Some records:
------------------------
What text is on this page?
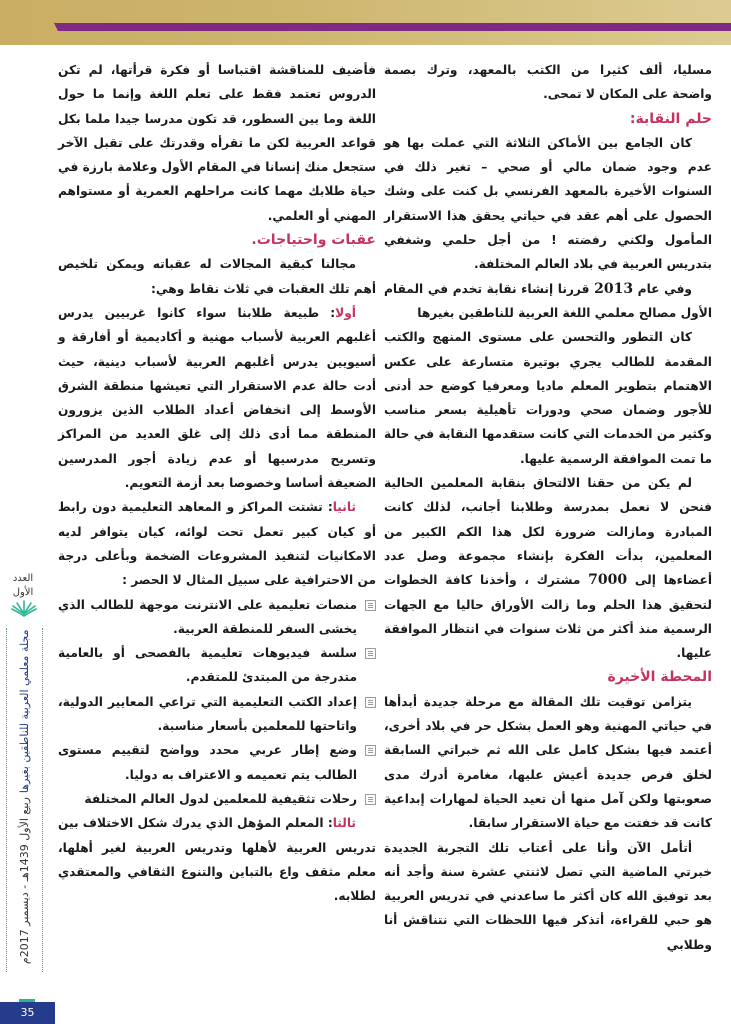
مسليا، ألف كثيرا من الكتب بالمعهد، وترك بصمة واضحة على المكان لا تمحى.

حلم النقابة:

كان الجامع بين الأماكن الثلاثة التي عملت بها هو عدم وجود ضمان مالي أو صحي – تغير ذلك في السنوات الأخيرة بالمعهد الفرنسي بل كنت على وشك الحصول على أهم عقد في حياتي يحقق هذا الاستقرار المأمول ولكني رفضته ! من أجل حلمي وشغفي بتدريس العربية في بلاد العالم المختلفة.

وفي عام 2013 قررنا إنشاء نقابة تخدم في المقام الأول مصالح معلمي اللغة العربية للناطقين بغيرها

كان التطور والتحسن على مستوى المنهج والكتب المقدمة للطالب يجري بوتيرة متسارعة على عكس الاهتمام بتطوير المعلم ماديا ومعرفيا كوضع حد أدنى للأجور وضمان صحي ودورات تأهيلية بسعر مناسب وكثير من الخدمات التي كانت ستقدمها النقابة في حالة ما تمت الموافقة الرسمية عليها.

لم يكن من حقنا الالتحاق بنقابة المعلمين الحالية فنحن لا نعمل بمدرسة وطلابنا أجانب، لذلك كانت المبادرة ومازالت ضرورة لكل هذا الكم الكبير من المعلمين، بدأت الفكرة بإنشاء مجموعة وصل عدد أعضاءها إلى 7000 مشترك ، وأخذنا كافة الخطوات لتحقيق هذا الحلم وما زالت الأوراق حاليا مع الجهات الرسمية منذ أكثر من ثلاث سنوات في انتظار الموافقة عليها.

المحطة الأخيرة

يتزامن توقيت تلك المقالة مع مرحلة جديدة أبدأها في حياتي المهنية وهو العمل بشكل حر في بلاد أخرى، أعتمد فيها بشكل كامل على الله ثم خبراتي السابقة لخلق فرص جديدة أعيش عليها، مغامرة أدرك مدى صعوبتها ولكن آمل منها أن تعيد الحياة لمهارات إبداعية كانت قد خفتت مع حياة الاستقرار سابقا.

أتأمل الآن وأنا على أعتاب تلك التجربة الجديدة خبرتي الماضية التي تصل لاثنتي عشرة سنة وأجد أنه بعد توفيق الله كان أكثر ما ساعدني في تدريس العربية هو حبي للقراءة، أتذكر فيها اللحظات التي نتناقش أنا وطلابي

فأضيف للمناقشة اقتباسا أو فكرة قرأتها، لم تكن الدروس تعتمد فقط على تعلم اللغة وإنما ما حول اللغة وما بين السطور، قد تكون مدرسا جيدا ملما بكل قواعد العربية لكن ما تقرأه وقدرتك على تقبل الآخر ستجعل منك إنسانا في المقام الأول وعلامة بارزة في حياة طلابك مهما كانت مراحلهم العمرية أو مستواهم المهني أو العلمي.

عقبات واحتياجات.

مجالنا كبقية المجالات له عقباته ويمكن تلخيص أهم تلك العقبات في ثلاث نقاط وهي:

أولا: طبيعة طلابنا سواء كانوا غربيين يدرس أغلبهم العربية لأسباب مهنية و أكاديمية أو أفارقة و أسيويين يدرس أغلبهم العربية لأسباب دينية، حيث أدت حالة عدم الاستقرار التي تعيشها منطقة الشرق الأوسط إلى انخفاض أعداد الطلاب الذين يزورون المنطقة مما أدى ذلك إلى غلق العديد من المراكز وتسريح مدرسيها أو عدم زيادة أجور المدرسين الضعيفة أساسا وخصوصا بعد أزمة التعويم.

ثانيا: تشتت المراكز و المعاهد التعليمية دون رابط أو كيان كبير تعمل تحت لوائه، كيان يتوافر لديه الامكانيات لتنفيذ المشروعات الضخمة وبأعلى درجة من الاحترافية على سبيل المثال لا الحصر :

منصات تعليمية على الانترنت موجهة للطالب الذي يخشى السفر للمنطقة العربية.
سلسة فيديوهات تعليمية بالفصحى أو بالعامية متدرجة من المبتدئ للمتقدم.
إعداد الكتب التعليمية التي تراعي المعايير الدولية، واتاحتها للمعلمين بأسعار مناسبة.
وضع إطار عربي محدد وواضح لتقييم مستوى الطالب يتم تعميمه و الاعتراف به دوليا.
رحلات تثقيفية للمعلمين لدول العالم المختلفة

ثالثا: المعلم المؤهل الذي يدرك شكل الاختلاف بين تدريس العربية لأهلها وتدريس العربية لغير أهلها، معلم مثقف واع بالتباين والتنوع الثقافي والمعتقدي لطلابه.

العدد
الأول
مجلة معلمي العربية للناطقين بغيرها ربيع الأول 1439هـ - ديسمبر 2017م
35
------------------------
## EXERCISE DESCRIPTION
Keep the pictures out of your copy, and repeat every entry above exactly.

## THE RESPONSE
What text is on this page?
مسليا، ألف كثيرا من الكتب بالمعهد، وترك بصمة واضحة على المكان لا تمحى.

حلم النقابة:

كان الجامع بين الأماكن الثلاثة التي عملت بها هو عدم وجود ضمان مالي أو صحي – تغير ذلك في السنوات الأخيرة بالمعهد الفرنسي بل كنت على وشك الحصول على أهم عقد في حياتي يحقق هذا الاستقرار المأمول ولكني رفضته ! من أجل حلمي وشغفي بتدريس العربية في بلاد العالم المختلفة.

وفي عام 2013 قررنا إنشاء نقابة تخدم في المقام الأول مصالح معلمي اللغة العربية للناطقين بغيرها

كان التطور والتحسن على مستوى المنهج والكتب المقدمة للطالب يجري بوتيرة متسارعة على عكس الاهتمام بتطوير المعلم ماديا ومعرفيا كوضع حد أدنى للأجور وضمان صحي ودورات تأهيلية بسعر مناسب وكثير من الخدمات التي كانت ستقدمها النقابة في حالة ما تمت الموافقة الرسمية عليها.

لم يكن من حقنا الالتحاق بنقابة المعلمين الحالية فنحن لا نعمل بمدرسة وطلابنا أجانب، لذلك كانت المبادرة ومازالت ضرورة لكل هذا الكم الكبير من المعلمين، بدأت الفكرة بإنشاء مجموعة وصل عدد أعضاءها إلى 7000 مشترك ، وأخذنا كافة الخطوات لتحقيق هذا الحلم وما زالت الأوراق حاليا مع الجهات الرسمية منذ أكثر من ثلاث سنوات في انتظار الموافقة عليها.

المحطة الأخيرة

يتزامن توقيت تلك المقالة مع مرحلة جديدة أبدأها في حياتي المهنية وهو العمل بشكل حر في بلاد أخرى، أعتمد فيها بشكل كامل على الله ثم خبراتي السابقة لخلق فرص جديدة أعيش عليها، مغامرة أدرك مدى صعوبتها ولكن آمل منها أن تعيد الحياة لمهارات إبداعية كانت قد خفتت مع حياة الاستقرار سابقا.

أتأمل الآن وأنا على أعتاب تلك التجربة الجديدة خبرتي الماضية التي تصل لاثنتي عشرة سنة وأجد أنه بعد توفيق الله كان أكثر ما ساعدني في تدريس العربية هو حبي للقراءة، أتذكر فيها اللحظات التي نتناقش أنا وطلابي

فأضيف للمناقشة اقتباسا أو فكرة قرأتها، لم تكن الدروس تعتمد فقط على تعلم اللغة وإنما ما حول اللغة وما بين السطور، قد تكون مدرسا جيدا ملما بكل قواعد العربية لكن ما تقرأه وقدرتك على تقبل الآخر ستجعل منك إنسانا في المقام الأول وعلامة بارزة في حياة طلابك مهما كانت مراحلهم العمرية أو مستواهم المهني أو العلمي.

عقبات واحتياجات.

مجالنا كبقية المجالات له عقباته ويمكن تلخيص أهم تلك العقبات في ثلاث نقاط وهي:

أولا: طبيعة طلابنا سواء كانوا غربيين يدرس أغلبهم العربية لأسباب مهنية و أكاديمية أو أفارقة و أسيويين يدرس أغلبهم العربية لأسباب دينية، حيث أدت حالة عدم الاستقرار التي تعيشها منطقة الشرق الأوسط إلى انخفاض أعداد الطلاب الذين يزورون المنطقة مما أدى ذلك إلى غلق العديد من المراكز وتسريح مدرسيها أو عدم زيادة أجور المدرسين الضعيفة أساسا وخصوصا بعد أزمة التعويم.

ثانيا: تشتت المراكز و المعاهد التعليمية دون رابط أو كيان كبير تعمل تحت لوائه، كيان يتوافر لديه الامكانيات لتنفيذ المشروعات الضخمة وبأعلى درجة من الاحترافية على سبيل المثال لا الحصر :

منصات تعليمية على الانترنت موجهة للطالب الذي يخشى السفر للمنطقة العربية.
سلسة فيديوهات تعليمية بالفصحى أو بالعامية متدرجة من المبتدئ للمتقدم.
إعداد الكتب التعليمية التي تراعي المعايير الدولية، واتاحتها للمعلمين بأسعار مناسبة.
وضع إطار عربي محدد وواضح لتقييم مستوى الطالب يتم تعميمه و الاعتراف به دوليا.
رحلات تثقيفية للمعلمين لدول العالم المختلفة

ثالثا: المعلم المؤهل الذي يدرك شكل الاختلاف بين تدريس العربية لأهلها وتدريس العربية لغير أهلها، معلم مثقف واع بالتباين والتنوع الثقافي والمعتقدي لطلابه.

العدد
الأول
مجلة معلمي العربية للناطقين بغيرها ربيع الأول 1439هـ - ديسمبر 2017م
35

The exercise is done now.